### Written instruction:
Quote all lines below exactly. Images stay out.

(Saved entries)
__________________________________________________

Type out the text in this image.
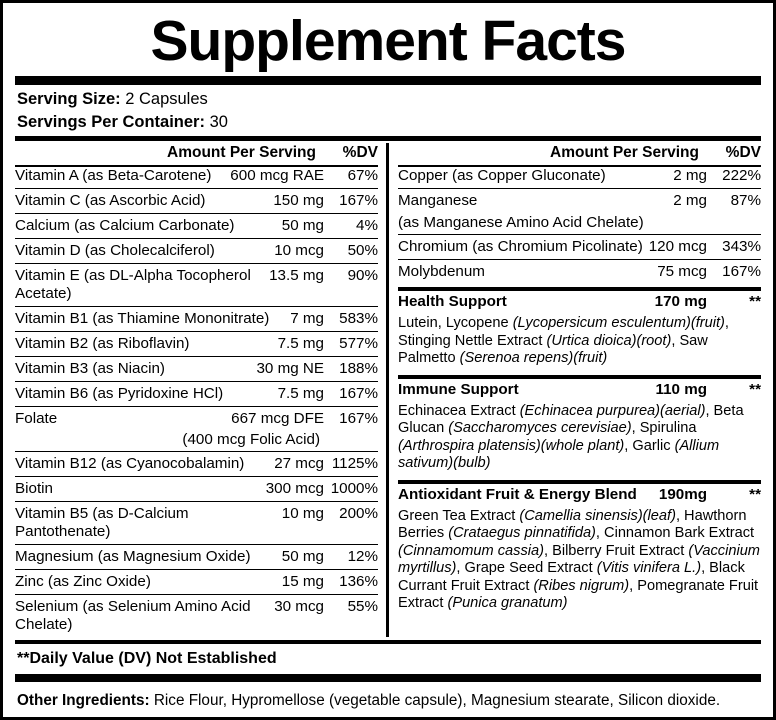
Supplement Facts
Serving Size: 2 Capsules
Servings Per Container: 30
Amount Per Serving	%DV
Vitamin A (as Beta-Carotene)	600 mcg RAE	67%
Vitamin C (as Ascorbic Acid)	150 mg 167%
Calcium (as Calcium Carbonate)	50 mg	4%
Vitamin D (as Cholecalciferol)	10 mcg	50%
Vitamin E (as DL-Alpha Tocopherol Acetate)
13.5 mg	90%
Vitamin B1 (as Thiamine Mononitrate)	7 mg 583%
Vitamin B2 (as Riboflavin)	7.5 mg 577%
Vitamin B3 (as Niacin)	30 mg NE 188%
Vitamin B6 (as Pyridoxine HCl)	7.5 mg 167%
Folate	667 mcg DFE 167%
(400 mcg Folic Acid)
Vitamin B12 (as Cyanocobalamin)	27 mcg 1125%
Biotin	300 mcg 1000%
Vitamin B5 (as D-Calcium Pantothenate)
10 mg 200%
Magnesium (as Magnesium Oxide)	50 mg	12%
Zinc (as Zinc Oxide)	15 mg 136%
Selenium (as Selenium Amino Acid Chelate)
30 mcg	55%
Amount Per Serving	%DV
Copper (as Copper Gluconate)	2 mg 222%
Manganese	2 mg	87%
(as Manganese Amino Acid Chelate)
Chromium (as Chromium Picolinate) 120 mcg 343%
Molybdenum	75 mcg 167%
Health Support	170 mg	**
Lutein, Lycopene (Lycopersicum esculentum)(fruit), Stinging Nettle Extract (Urtica dioica)(root), Saw Palmetto (Serenoa repens)(fruit)
Immune Support	110 mg	**
Echinacea Extract (Echinacea purpurea)(aerial), Beta Glucan (Saccharomyces cerevisiae), Spirulina (Arthrospira platensis)(whole plant), Garlic (Allium sativum)(bulb)
Antioxidant Fruit & Energy Blend	190mg	**
Green Tea Extract (Camellia sinensis)(leaf), Hawthorn Berries (Crataegus pinnatifida), Cinnamon Bark Extract (Cinnamomum cassia), Bilberry Fruit Extract (Vaccinium myrtillus), Grape Seed Extract (Vitis vinifera L.), Black Currant Fruit Extract (Ribes nigrum), Pomegranate Fruit Extract (Punica granatum)
**Daily Value (DV) Not Established
Other Ingredients: Rice Flour, Hypromellose (vegetable capsule), Magnesium stearate, Silicon dioxide.
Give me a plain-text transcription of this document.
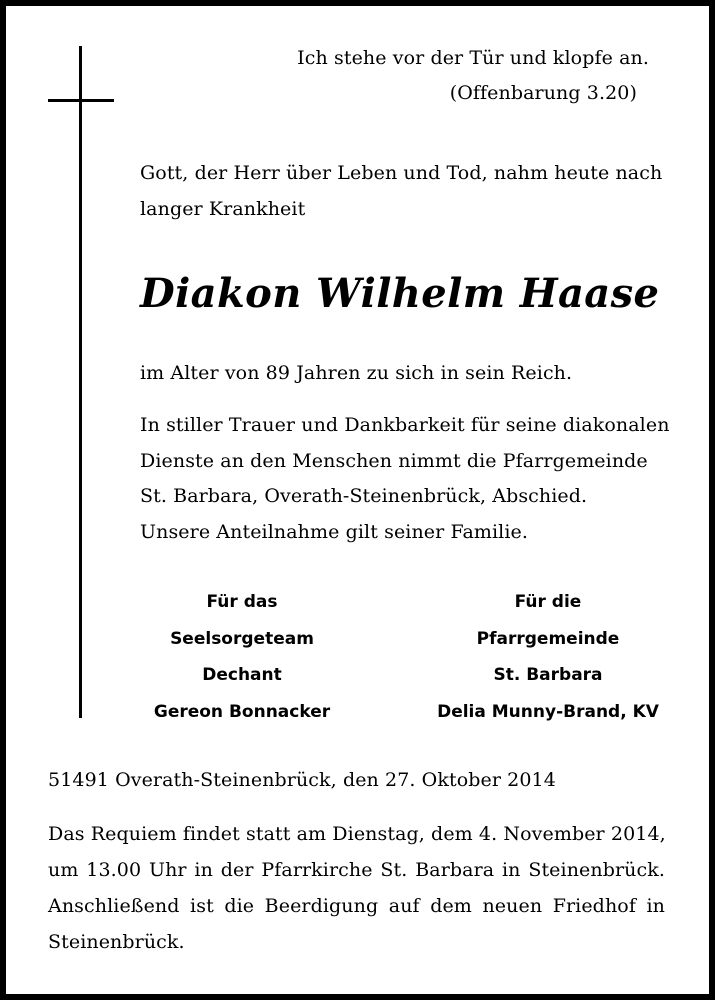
Ich stehe vor der Tür und klopfe an.

(Offenbarung 3.20)

Gott, der Herr über Leben und Tod, nahm heute nach

langer Krankheit

Diakon Wilhelm Haase

im Alter von 89 Jahren zu sich in sein Reich.

In stiller Trauer und Dankbarkeit für seine diakonalen
Dienste an den Menschen nimmt die Pfarrgemeinde
St. Barbara, Overath-Steinenbrück, Abschied.
Unsere Anteilnahme gilt seiner Familie.
Für das
Seelsorgeteam
Dechant
Gereon Bonnacker
Für die
Pfarrgemeinde
St. Barbara
Delia Munny-Brand, KV

51491 Overath-Steinenbrück, den 27. Oktober 2014

Das Requiem findet statt am Dienstag, dem 4. November 2014,
um 13.00 Uhr in der Pfarrkirche St. Barbara in Steinenbrück.
Anschließend ist die Beerdigung auf dem neuen Friedhof in
Steinenbrück.
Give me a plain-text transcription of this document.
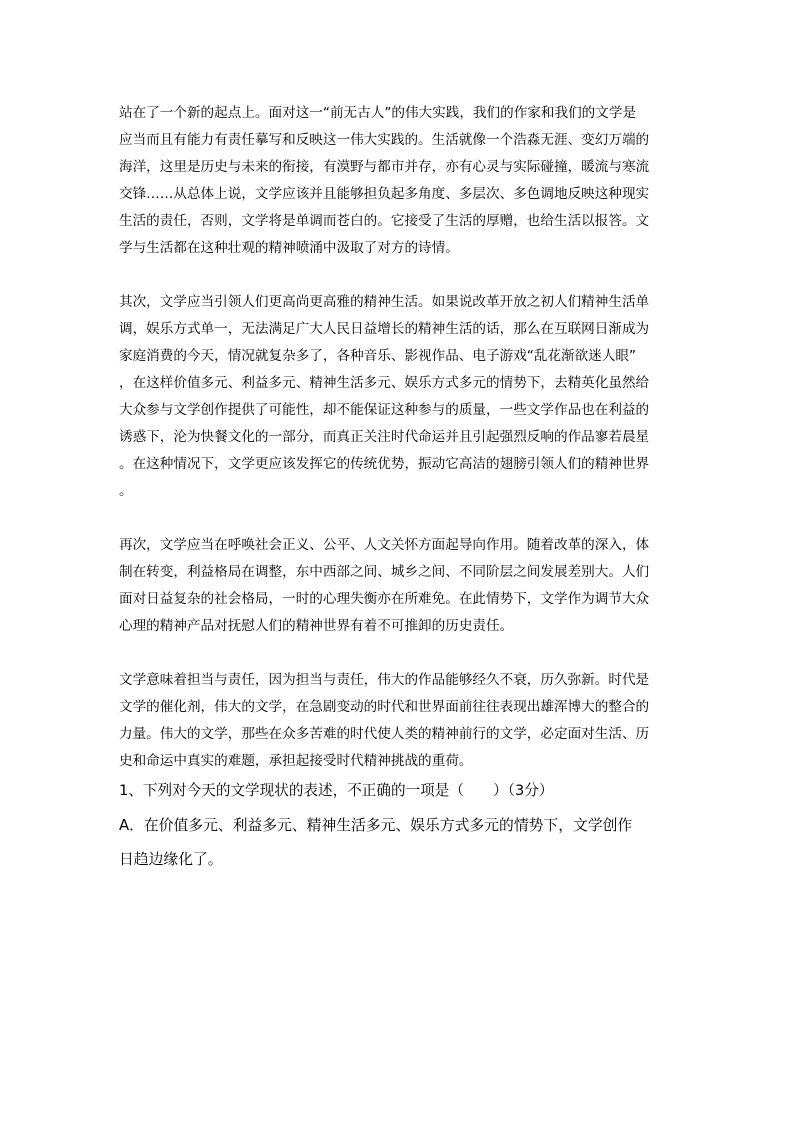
站在了一个新的起点上。面对这一“前无古人”的伟大实践，我们的作家和我们的文学是
应当而且有能力有责任摹写和反映这一伟大实践的。生活就像一个浩淼无涯、变幻万端的
海洋，这里是历史与未来的衔接，有漠野与都市并存，亦有心灵与实际碰撞，暖流与寒流
交锋……从总体上说，文学应该并且能够担负起多角度、多层次、多色调地反映这种现实
生活的责任，否则，文学将是单调而苍白的。它接受了生活的厚赠，也给生活以报答。文
学与生活都在这种壮观的精神喷涌中汲取了对方的诗情。

其次，文学应当引领人们更高尚更高雅的精神生活。如果说改革开放之初人们精神生活单
调，娱乐方式单一，无法满足广大人民日益增长的精神生活的话，那么在互联网日渐成为
家庭消费的今天，情况就复杂多了，各种音乐、影视作品、电子游戏“乱花渐欲迷人眼”
，在这样价值多元、利益多元、精神生活多元、娱乐方式多元的情势下，去精英化虽然给
大众参与文学创作提供了可能性，却不能保证这种参与的质量，一些文学作品也在利益的
诱惑下，沦为快餐文化的一部分，而真正关注时代命运并且引起强烈反响的作品寥若晨星
。在这种情况下，文学更应该发挥它的传统优势，振动它高洁的翅膀引领人们的精神世界
。

再次，文学应当在呼唤社会正义、公平、人文关怀方面起导向作用。随着改革的深入，体
制在转变，利益格局在调整，东中西部之间、城乡之间、不同阶层之间发展差别大。人们
面对日益复杂的社会格局，一时的心理失衡亦在所难免。在此情势下，文学作为调节大众
心理的精神产品对抚慰人们的精神世界有着不可推卸的历史责任。

文学意味着担当与责任，因为担当与责任，伟大的作品能够经久不衰，历久弥新。时代是
文学的催化剂，伟大的文学，在急剧变动的时代和世界面前往往表现出雄浑博大的整合的
力量。伟大的文学，那些在众多苦难的时代使人类的精神前行的文学，必定面对生活、历
史和命运中真实的难题，承担起接受时代精神挑战的重荷。

1、下列对今天的文学现状的表述，不正确的一项是（　　）（3分）

A．在价值多元、利益多元、精神生活多元、娱乐方式多元的情势下，文学创作
日趋边缘化了。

__________________________________________________

### Finished exercise:
Type out the text in this image.
Supplement Facts
Serving Size: 2 Capsules
Servings Per Container: 30
Amount Per Serving	%DV
Vitamin A (as Beta-Carotene)	600 mcg RAE	67%
Vitamin C (as Ascorbic Acid)	150 mg 167%
Calcium (as Calcium Carbonate)	50 mg	4%
Vitamin D (as Cholecalciferol)	10 mcg	50%
Vitamin E (as DL-Alpha Tocopherol Acetate)
13.5 mg	90%
Vitamin B1 (as Thiamine Mononitrate)	7 mg 583%
Vitamin B2 (as Riboflavin)	7.5 mg 577%
Vitamin B3 (as Niacin)	30 mg NE 188%
Vitamin B6 (as Pyridoxine HCl)	7.5 mg 167%
Folate	667 mcg DFE 167%
(400 mcg Folic Acid)
Vitamin B12 (as Cyanocobalamin)	27 mcg 1125%
Biotin	300 mcg 1000%
Vitamin B5 (as D-Calcium Pantothenate)
10 mg 200%
Magnesium (as Magnesium Oxide)	50 mg	12%
Zinc (as Zinc Oxide)	15 mg 136%
Selenium (as Selenium Amino Acid Chelate)
30 mcg	55%
Amount Per Serving	%DV
Copper (as Copper Gluconate)	2 mg 222%
Manganese	2 mg	87%
(as Manganese Amino Acid Chelate)
Chromium (as Chromium Picolinate) 120 mcg 343%
Molybdenum	75 mcg 167%
Health Support	170 mg	**
Lutein, Lycopene (Lycopersicum esculentum)(fruit), Stinging Nettle Extract (Urtica dioica)(root), Saw Palmetto (Serenoa repens)(fruit)
Immune Support	110 mg	**
Echinacea Extract (Echinacea purpurea)(aerial), Beta Glucan (Saccharomyces cerevisiae), Spirulina (Arthrospira platensis)(whole plant), Garlic (Allium sativum)(bulb)
Antioxidant Fruit & Energy Blend	190mg	**
Green Tea Extract (Camellia sinensis)(leaf), Hawthorn Berries (Crataegus pinnatifida), Cinnamon Bark Extract (Cinnamomum cassia), Bilberry Fruit Extract (Vaccinium myrtillus), Grape Seed Extract (Vitis vinifera L.), Black Currant Fruit Extract (Ribes nigrum), Pomegranate Fruit Extract (Punica granatum)
**Daily Value (DV) Not Established
Other Ingredients: Rice Flour, Hypromellose (vegetable capsule), Magnesium stearate, Silicon dioxide.
Give me a plain-text transcription of this document.
Ich stehe vor der Tür und klopfe an.

(Offenbarung 3.20)

Gott, der Herr über Leben und Tod, nahm heute nach

langer Krankheit

Diakon Wilhelm Haase

im Alter von 89 Jahren zu sich in sein Reich.

In stiller Trauer und Dankbarkeit für seine diakonalen
Dienste an den Menschen nimmt die Pfarrgemeinde
St. Barbara, Overath-Steinenbrück, Abschied.
Unsere Anteilnahme gilt seiner Familie.
Für das
Seelsorgeteam
Dechant
Gereon Bonnacker
Für die
Pfarrgemeinde
St. Barbara
Delia Munny-Brand, KV

51491 Overath-Steinenbrück, den 27. Oktober 2014

Das Requiem findet statt am Dienstag, dem 4. November 2014,
um 13.00 Uhr in der Pfarrkirche St. Barbara in Steinenbrück.
Anschließend ist die Beerdigung auf dem neuen Friedhof in
Steinenbrück.
Give me a plain-text transcription of this document.
站在了一个新的起点上。面对这一“前无古人”的伟大实践，我们的作家和我们的文学是
应当而且有能力有责任摹写和反映这一伟大实践的。生活就像一个浩淼无涯、变幻万端的
海洋，这里是历史与未来的衔接，有漠野与都市并存，亦有心灵与实际碰撞，暖流与寒流
交锋……从总体上说，文学应该并且能够担负起多角度、多层次、多色调地反映这种现实
生活的责任，否则，文学将是单调而苍白的。它接受了生活的厚赠，也给生活以报答。文
学与生活都在这种壮观的精神喷涌中汲取了对方的诗情。

其次，文学应当引领人们更高尚更高雅的精神生活。如果说改革开放之初人们精神生活单
调，娱乐方式单一，无法满足广大人民日益增长的精神生活的话，那么在互联网日渐成为
家庭消费的今天，情况就复杂多了，各种音乐、影视作品、电子游戏“乱花渐欲迷人眼”
，在这样价值多元、利益多元、精神生活多元、娱乐方式多元的情势下，去精英化虽然给
大众参与文学创作提供了可能性，却不能保证这种参与的质量，一些文学作品也在利益的
诱惑下，沦为快餐文化的一部分，而真正关注时代命运并且引起强烈反响的作品寥若晨星
。在这种情况下，文学更应该发挥它的传统优势，振动它高洁的翅膀引领人们的精神世界
。

再次，文学应当在呼唤社会正义、公平、人文关怀方面起导向作用。随着改革的深入，体
制在转变，利益格局在调整，东中西部之间、城乡之间、不同阶层之间发展差别大。人们
面对日益复杂的社会格局，一时的心理失衡亦在所难免。在此情势下，文学作为调节大众
心理的精神产品对抚慰人们的精神世界有着不可推卸的历史责任。

文学意味着担当与责任，因为担当与责任，伟大的作品能够经久不衰，历久弥新。时代是
文学的催化剂，伟大的文学，在急剧变动的时代和世界面前往往表现出雄浑博大的整合的
力量。伟大的文学，那些在众多苦难的时代使人类的精神前行的文学，必定面对生活、历
史和命运中真实的难题，承担起接受时代精神挑战的重荷。

1、下列对今天的文学现状的表述，不正确的一项是（　　）（3分）

A．在价值多元、利益多元、精神生活多元、娱乐方式多元的情势下，文学创作
日趋边缘化了。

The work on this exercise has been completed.